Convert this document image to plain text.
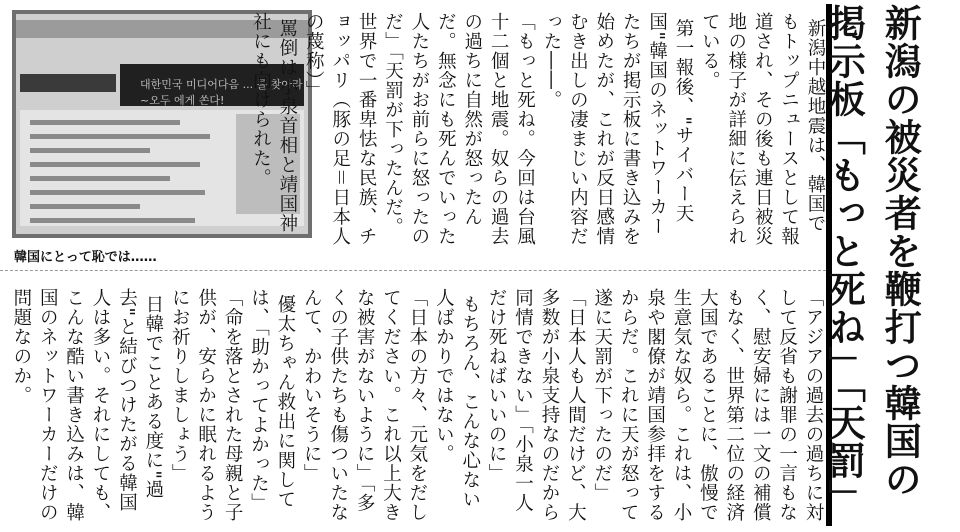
新潟の被災者を鞭打つ韓国の
掲示板「もっと死ね」「天罰」
대한민국 미디어다음 ... 를 찾아라~오두 에게 쏜다!
韓国にとって恥では……

新潟中越地震は、韓国でもトップニュースとして報道され、その後も連日被災地の様子が詳細に伝えられている。
第一報後、"サイバー天国"韓国のネットワーカーたちが掲示板に書き込みを始めたが、これが反日感情むき出しの凄まじい内容だった――。
「もっと死ね。今回は台風十二個と地震。奴らの過去の過ちに自然が怒ったんだ。無念にも死んでいった人たちがお前らに怒ったのだ」「天罰が下ったんだ。世界で一番卑怯な民族、チョッパリ（豚の足＝日本人の蔑称）」
罵倒は小泉首相と靖国神社にも向けられた。

「アジアの過去の過ちに対して反省も謝罪の一言もなく、慰安婦には一文の補償もなく、世界第二位の経済大国であることに、傲慢で生意気な奴ら。これは、小泉や閣僚が靖国参拝をするからだ。これに天が怒って遂に天罰が下ったのだ」「日本人も人間だけど、大多数が小泉支持なのだから同情できない」「小泉一人だけ死ねばいいのに」
もちろん、こんな心ない人ばかりではない。
「日本の方々、元気をだしてください。これ以上大きな被害がないように」「多くの子供たちも傷ついたなんて、かわいそうに」
優太ちゃん救出に関しては、「助かってよかった」「命を落とされた母親と子供が、安らかに眠れるようにお祈りしましょう」
日韓でことある度に"過去"と結びつけたがる韓国人は多い。それにしても、こんな酷い書き込みは、韓国のネットワーカーだけの問題なのか。
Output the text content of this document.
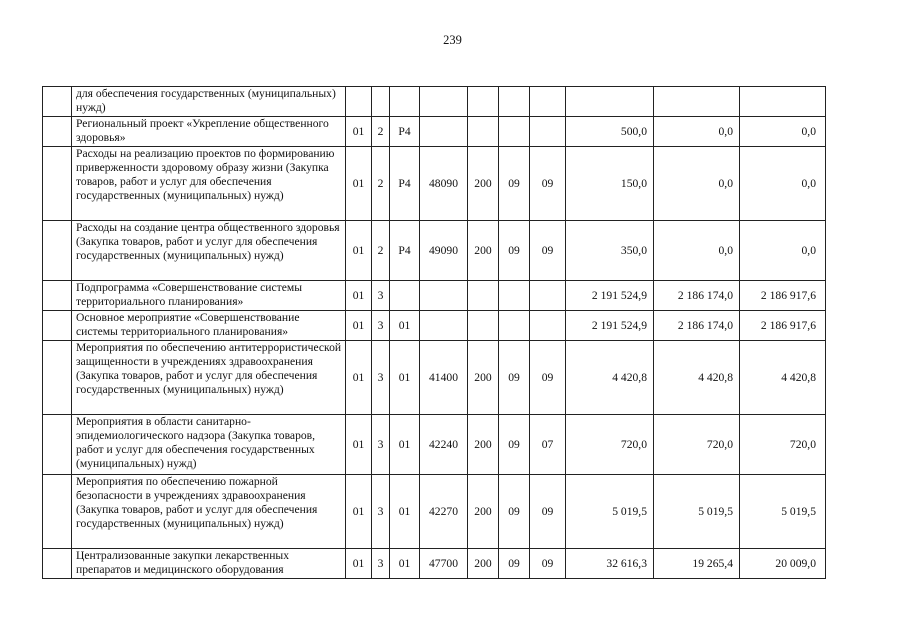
239
	для обеспечения государственных (муниципальных) нужд)										
	Региональный проект «Укрепление общественного здоровья»	01	2	Р4					500,0	0,0	0,0
	Расходы на реализацию проектов по формированию приверженности здоровому образу жизни (Закупка товаров, работ и услуг для обеспечения государственных (муниципальных) нужд)	01	2	Р4	48090	200	09	09	150,0	0,0	0,0
	Расходы на создание центра общественного здоровья (Закупка товаров, работ и услуг для обеспечения государственных (муниципальных) нужд)	01	2	Р4	49090	200	09	09	350,0	0,0	0,0
	Подпрограмма «Совершенствование системы территориального планирования»	01	3						2 191 524,9	2 186 174,0	2 186 917,6
	Основное мероприятие «Совершенствование системы территориального планирования»	01	3	01					2 191 524,9	2 186 174,0	2 186 917,6
	Мероприятия по обеспечению антитеррористической защищенности в учреждениях здравоохранения (Закупка товаров, работ и услуг для обеспечения государственных (муниципальных) нужд)	01	3	01	41400	200	09	09	4 420,8	4 420,8	4 420,8
	Мероприятия в области санитарно-эпидемиологического надзора (Закупка товаров, работ и услуг для обеспечения государственных (муниципальных) нужд)	01	3	01	42240	200	09	07	720,0	720,0	720,0
	Мероприятия по обеспечению пожарной безопасности в учреждениях здравоохранения (Закупка товаров, работ и услуг для обеспечения государственных (муниципальных) нужд)	01	3	01	42270	200	09	09	5 019,5	5 019,5	5 019,5
	Централизованные закупки лекарственных препаратов и медицинского оборудования	01	3	01	47700	200	09	09	32 616,3	19 265,4	20 009,0
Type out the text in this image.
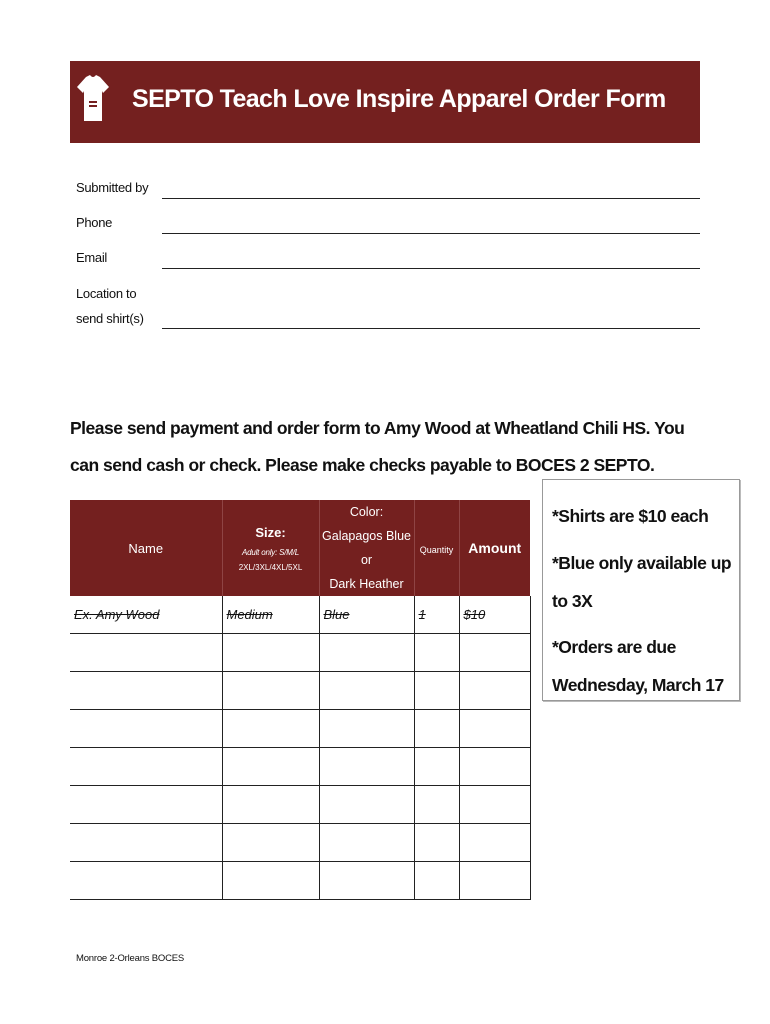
SEPTO Teach Love Inspire Apparel Order Form
Submitted by
Phone
Email
Location to send shirt(s)
Please send payment and order form to Amy Wood at Wheatland Chili HS. You can send cash or check. Please make checks payable to BOCES 2 SEPTO.
Name	Size:
Adult only: S/M/L
2XL/3XL/4XL/5XL	Color:
Galapagos Blue or
Dark Heather	Quantity	Amount
Ex. Amy Wood	Medium	Blue	1	$10

*Shirts are $10 each
*Blue only available up to 3X
*Orders are due Wednesday, March 17
Monroe 2-Orleans BOCES
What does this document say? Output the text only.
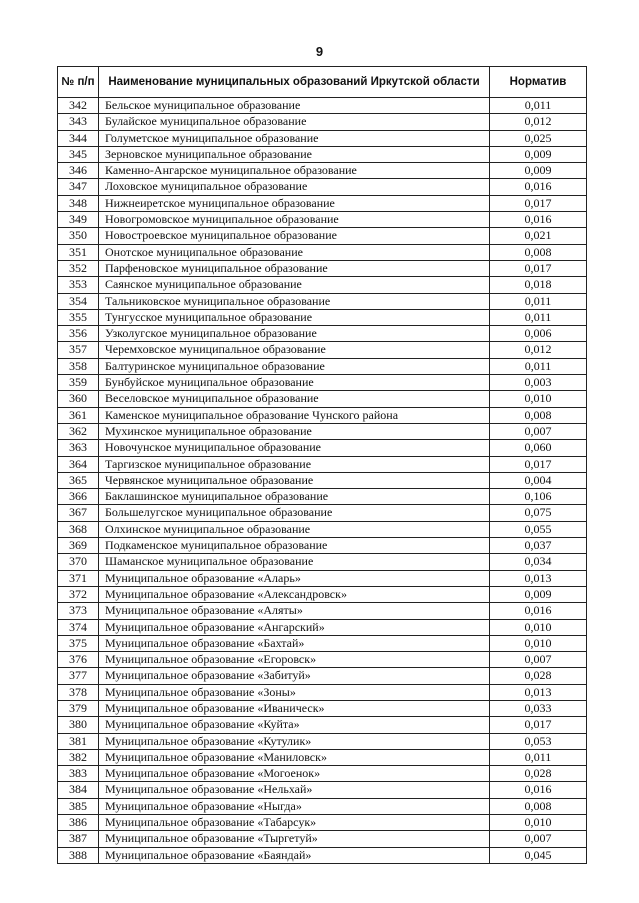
9
№ п/п	Наименование муниципальных образований Иркутской области	Норматив
342	Бельское муниципальное образование	0,011
343	Булайское муниципальное образование	0,012
344	Голуметское муниципальное образование	0,025
345	Зерновское муниципальное образование	0,009
346	Каменно-Ангарское муниципальное образование	0,009
347	Лоховское муниципальное образование	0,016
348	Нижнеиретское муниципальное образование	0,017
349	Новогромовское муниципальное образование	0,016
350	Новостроевское муниципальное образование	0,021
351	Онотское муниципальное образование	0,008
352	Парфеновское муниципальное образование	0,017
353	Саянское муниципальное образование	0,018
354	Тальниковское муниципальное образование	0,011
355	Тунгусское муниципальное образование	0,011
356	Узколугское муниципальное образование	0,006
357	Черемховское муниципальное образование	0,012
358	Балтуринское муниципальное образование	0,011
359	Бунбуйское муниципальное образование	0,003
360	Веселовское муниципальное образование	0,010
361	Каменское муниципальное образование Чунского района	0,008
362	Мухинское муниципальное образование	0,007
363	Новочунское муниципальное образование	0,060
364	Таргизское муниципальное образование	0,017
365	Червянское муниципальное образование	0,004
366	Баклашинское муниципальное образование	0,106
367	Большелугское муниципальное образование	0,075
368	Олхинское муниципальное образование	0,055
369	Подкаменское муниципальное образование	0,037
370	Шаманское муниципальное образование	0,034
371	Муниципальное образование «Аларь»	0,013
372	Муниципальное образование «Александровск»	0,009
373	Муниципальное образование «Аляты»	0,016
374	Муниципальное образование «Ангарский»	0,010
375	Муниципальное образование «Бахтай»	0,010
376	Муниципальное образование «Егоровск»	0,007
377	Муниципальное образование «Забитуй»	0,028
378	Муниципальное образование «Зоны»	0,013
379	Муниципальное образование «Иваническ»	0,033
380	Муниципальное образование «Куйта»	0,017
381	Муниципальное образование «Кутулик»	0,053
382	Муниципальное образование «Маниловск»	0,011
383	Муниципальное образование «Могоенок»	0,028
384	Муниципальное образование «Нельхай»	0,016
385	Муниципальное образование «Ныгда»	0,008
386	Муниципальное образование «Табарсук»	0,010
387	Муниципальное образование «Тыргетуй»	0,007
388	Муниципальное образование «Баяндай»	0,045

=== Short problem ===
Copy out all of the material exactly as written, without its pictures.

=== Solution to this task ===
Convert this document image to plain text.
新潟の被災者を鞭打つ韓国の
掲示板「もっと死ね」「天罰」
대한민국 미디어다음 ... 를 찾아라~오두 에게 쏜다!
韓国にとって恥では……

新潟中越地震は、韓国でもトップニュースとして報道され、その後も連日被災地の様子が詳細に伝えられている。
第一報後、"サイバー天国"韓国のネットワーカーたちが掲示板に書き込みを始めたが、これが反日感情むき出しの凄まじい内容だった――。
「もっと死ね。今回は台風十二個と地震。奴らの過去の過ちに自然が怒ったんだ。無念にも死んでいった人たちがお前らに怒ったのだ」「天罰が下ったんだ。世界で一番卑怯な民族、チョッパリ（豚の足＝日本人の蔑称）」
罵倒は小泉首相と靖国神社にも向けられた。

「アジアの過去の過ちに対して反省も謝罪の一言もなく、慰安婦には一文の補償もなく、世界第二位の経済大国であることに、傲慢で生意気な奴ら。これは、小泉や閣僚が靖国参拝をするからだ。これに天が怒って遂に天罰が下ったのだ」「日本人も人間だけど、大多数が小泉支持なのだから同情できない」「小泉一人だけ死ねばいいのに」
もちろん、こんな心ない人ばかりではない。
「日本の方々、元気をだしてください。これ以上大きな被害がないように」「多くの子供たちも傷ついたなんて、かわいそうに」
優太ちゃん救出に関しては、「助かってよかった」「命を落とされた母親と子供が、安らかに眠れるようにお祈りしましょう」
日韓でことある度に"過去"と結びつけたがる韓国人は多い。それにしても、こんな酷い書き込みは、韓国のネットワーカーだけの問題なのか。
Output the text content of this document.
239
	для обеспечения государственных (муниципальных) нужд)										
	Региональный проект «Укрепление общественного здоровья»	01	2	Р4					500,0	0,0	0,0
	Расходы на реализацию проектов по формированию приверженности здоровому образу жизни (Закупка товаров, работ и услуг для обеспечения государственных (муниципальных) нужд)	01	2	Р4	48090	200	09	09	150,0	0,0	0,0
	Расходы на создание центра общественного здоровья (Закупка товаров, работ и услуг для обеспечения государственных (муниципальных) нужд)	01	2	Р4	49090	200	09	09	350,0	0,0	0,0
	Подпрограмма «Совершенствование системы территориального планирования»	01	3						2 191 524,9	2 186 174,0	2 186 917,6
	Основное мероприятие «Совершенствование системы территориального планирования»	01	3	01					2 191 524,9	2 186 174,0	2 186 917,6
	Мероприятия по обеспечению антитеррористической защищенности в учреждениях здравоохранения (Закупка товаров, работ и услуг для обеспечения государственных (муниципальных) нужд)	01	3	01	41400	200	09	09	4 420,8	4 420,8	4 420,8
	Мероприятия в области санитарно-эпидемиологического надзора (Закупка товаров, работ и услуг для обеспечения государственных (муниципальных) нужд)	01	3	01	42240	200	09	07	720,0	720,0	720,0
	Мероприятия по обеспечению пожарной безопасности в учреждениях здравоохранения (Закупка товаров, работ и услуг для обеспечения государственных (муниципальных) нужд)	01	3	01	42270	200	09	09	5 019,5	5 019,5	5 019,5
	Централизованные закупки лекарственных препаратов и медицинского оборудования	01	3	01	47700	200	09	09	32 616,3	19 265,4	20 009,0
Type out the text in this image.
SEPTO Teach Love Inspire Apparel Order Form
Submitted by
Phone
Email
Location to send shirt(s)
Please send payment and order form to Amy Wood at Wheatland Chili HS. You can send cash or check. Please make checks payable to BOCES 2 SEPTO.
Name	Size:
Adult only: S/M/L
2XL/3XL/4XL/5XL	Color:
Galapagos Blue or
Dark Heather	Quantity	Amount
Ex. Amy Wood	Medium	Blue	1	$10

*Shirts are $10 each
*Blue only available up to 3X
*Orders are due Wednesday, March 17
Monroe 2-Orleans BOCES
What does this document say? Output the text only.
9
№ п/п	Наименование муниципальных образований Иркутской области	Норматив
342	Бельское муниципальное образование	0,011
343	Булайское муниципальное образование	0,012
344	Голуметское муниципальное образование	0,025
345	Зерновское муниципальное образование	0,009
346	Каменно-Ангарское муниципальное образование	0,009
347	Лоховское муниципальное образование	0,016
348	Нижнеиретское муниципальное образование	0,017
349	Новогромовское муниципальное образование	0,016
350	Новостроевское муниципальное образование	0,021
351	Онотское муниципальное образование	0,008
352	Парфеновское муниципальное образование	0,017
353	Саянское муниципальное образование	0,018
354	Тальниковское муниципальное образование	0,011
355	Тунгусское муниципальное образование	0,011
356	Узколугское муниципальное образование	0,006
357	Черемховское муниципальное образование	0,012
358	Балтуринское муниципальное образование	0,011
359	Бунбуйское муниципальное образование	0,003
360	Веселовское муниципальное образование	0,010
361	Каменское муниципальное образование Чунского района	0,008
362	Мухинское муниципальное образование	0,007
363	Новочунское муниципальное образование	0,060
364	Таргизское муниципальное образование	0,017
365	Червянское муниципальное образование	0,004
366	Баклашинское муниципальное образование	0,106
367	Большелугское муниципальное образование	0,075
368	Олхинское муниципальное образование	0,055
369	Подкаменское муниципальное образование	0,037
370	Шаманское муниципальное образование	0,034
371	Муниципальное образование «Аларь»	0,013
372	Муниципальное образование «Александровск»	0,009
373	Муниципальное образование «Аляты»	0,016
374	Муниципальное образование «Ангарский»	0,010
375	Муниципальное образование «Бахтай»	0,010
376	Муниципальное образование «Егоровск»	0,007
377	Муниципальное образование «Забитуй»	0,028
378	Муниципальное образование «Зоны»	0,013
379	Муниципальное образование «Иваническ»	0,033
380	Муниципальное образование «Куйта»	0,017
381	Муниципальное образование «Кутулик»	0,053
382	Муниципальное образование «Маниловск»	0,011
383	Муниципальное образование «Могоенок»	0,028
384	Муниципальное образование «Нельхай»	0,016
385	Муниципальное образование «Ныгда»	0,008
386	Муниципальное образование «Табарсук»	0,010
387	Муниципальное образование «Тыргетуй»	0,007
388	Муниципальное образование «Баяндай»	0,045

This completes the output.